| Records from a data source |
================================
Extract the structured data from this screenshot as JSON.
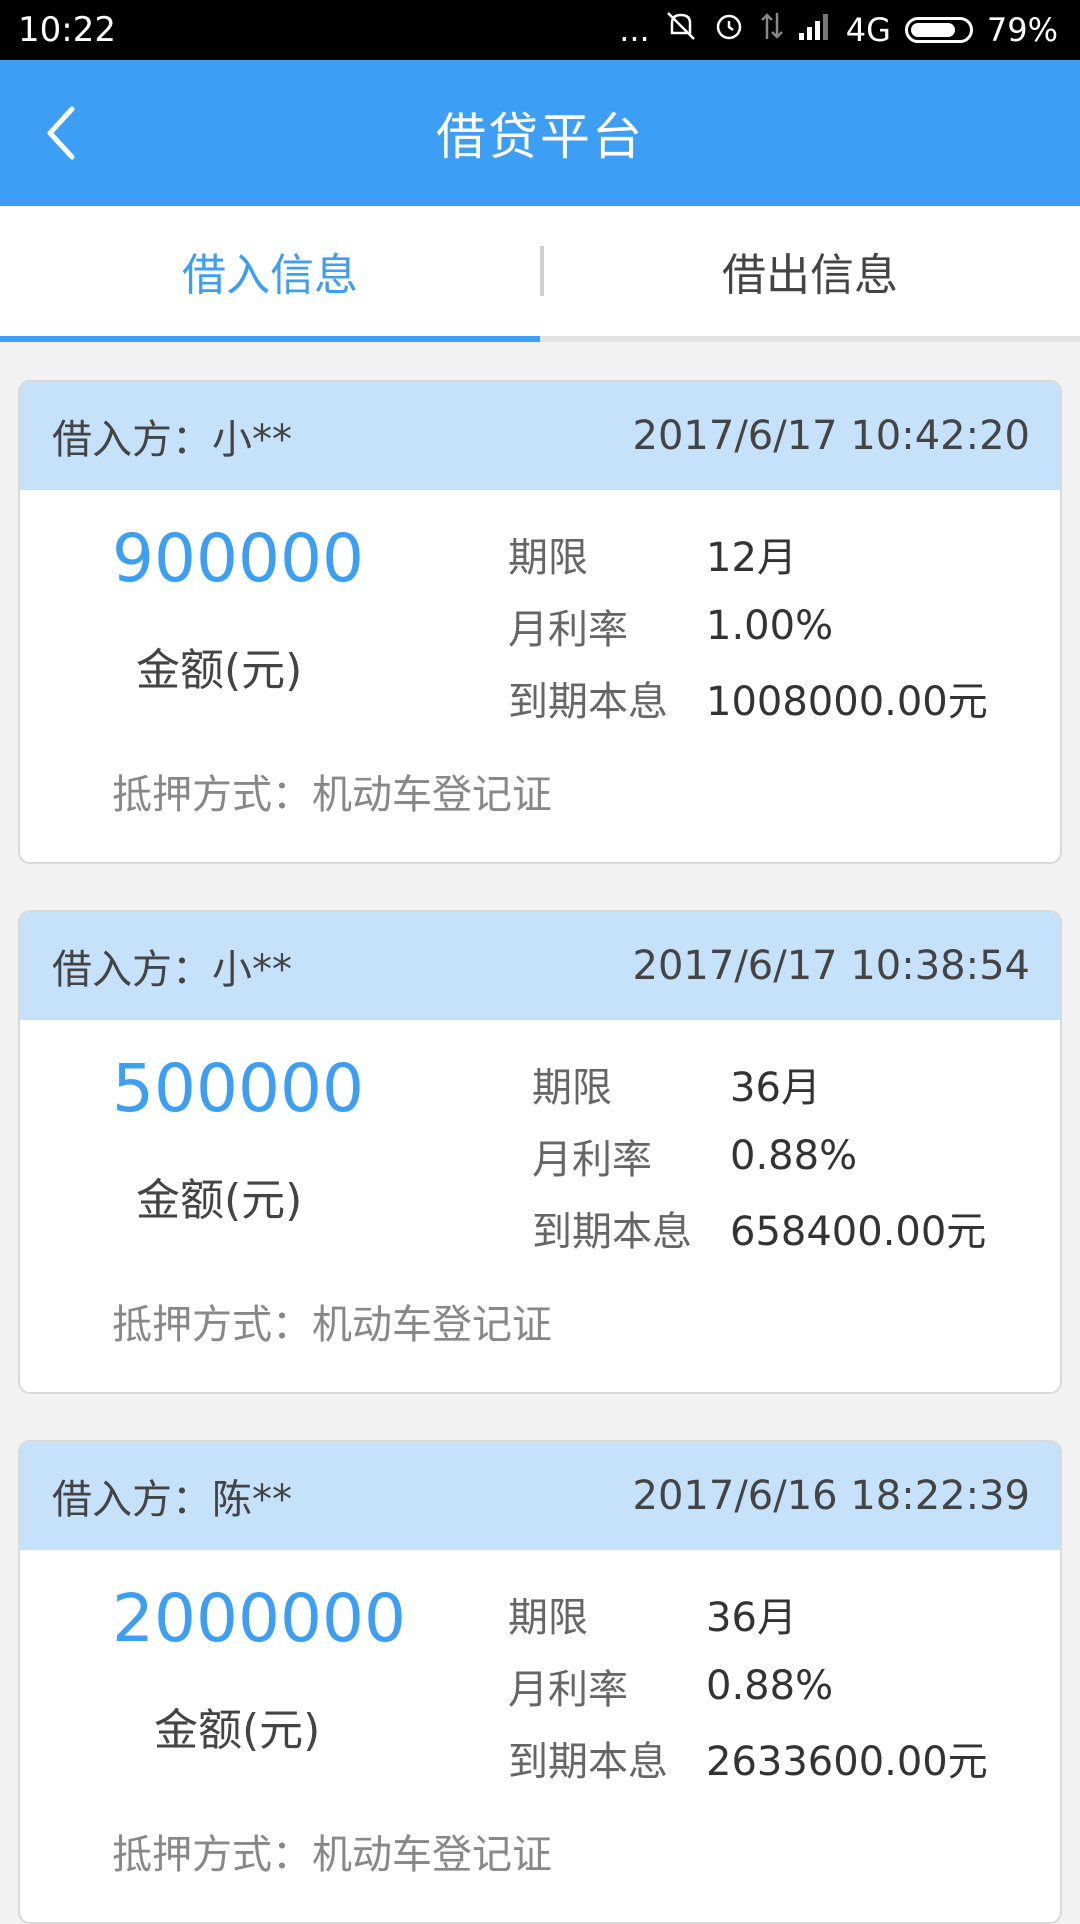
{
  "status_bar": {
    "time": "10:22",
    "dots": "...",
    "network": "4G",
    "battery_percent": "79%",
    "battery_level": 0.79,
    "icons": [
      "mute-icon",
      "alarm-icon",
      "data-arrows-icon",
      "signal-icon"
    ]
  },
  "header": {
    "title": "借贷平台"
  },
  "tabs": [
    {
      "label": "借入信息",
      "active": true
    },
    {
      "label": "借出信息",
      "active": false
    }
  ],
  "colors": {
    "accent": "#3d9ef5",
    "card_header": "#c6e1fa"
  },
  "loans": [
    {
      "borrower": "借入方：小**",
      "datetime": "2017/6/17 10:42:20",
      "amount": "900000",
      "amount_label": "金额(元)",
      "term_label": "期限",
      "term": "12月",
      "rate_label": "月利率",
      "rate": "1.00%",
      "total_label": "到期本息",
      "total": "1008000.00元",
      "collateral": "抵押方式：机动车登记证"
    },
    {
      "borrower": "借入方：小**",
      "datetime": "2017/6/17 10:38:54",
      "amount": "500000",
      "amount_label": "金额(元)",
      "term_label": "期限",
      "term": "36月",
      "rate_label": "月利率",
      "rate": "0.88%",
      "total_label": "到期本息",
      "total": "658400.00元",
      "collateral": "抵押方式：机动车登记证"
    },
    {
      "borrower": "借入方：陈**",
      "datetime": "2017/6/16 18:22:39",
      "amount": "2000000",
      "amount_label": "金额(元)",
      "term_label": "期限",
      "term": "36月",
      "rate_label": "月利率",
      "rate": "0.88%",
      "total_label": "到期本息",
      "total": "2633600.00元",
      "collateral": "抵押方式：机动车登记证"
    }
  ]
}
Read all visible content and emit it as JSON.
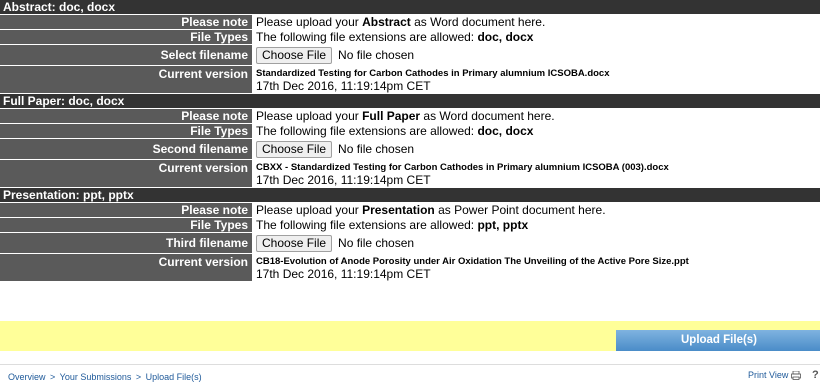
================================
| DESCRIPTION OF THE TASK |
From the data above, copy each line that holds "JSON".

| RESULT OF THIS EXERCISE |
Extract the structured data from this screenshot as JSON.
Read all visible content and emit it as JSON.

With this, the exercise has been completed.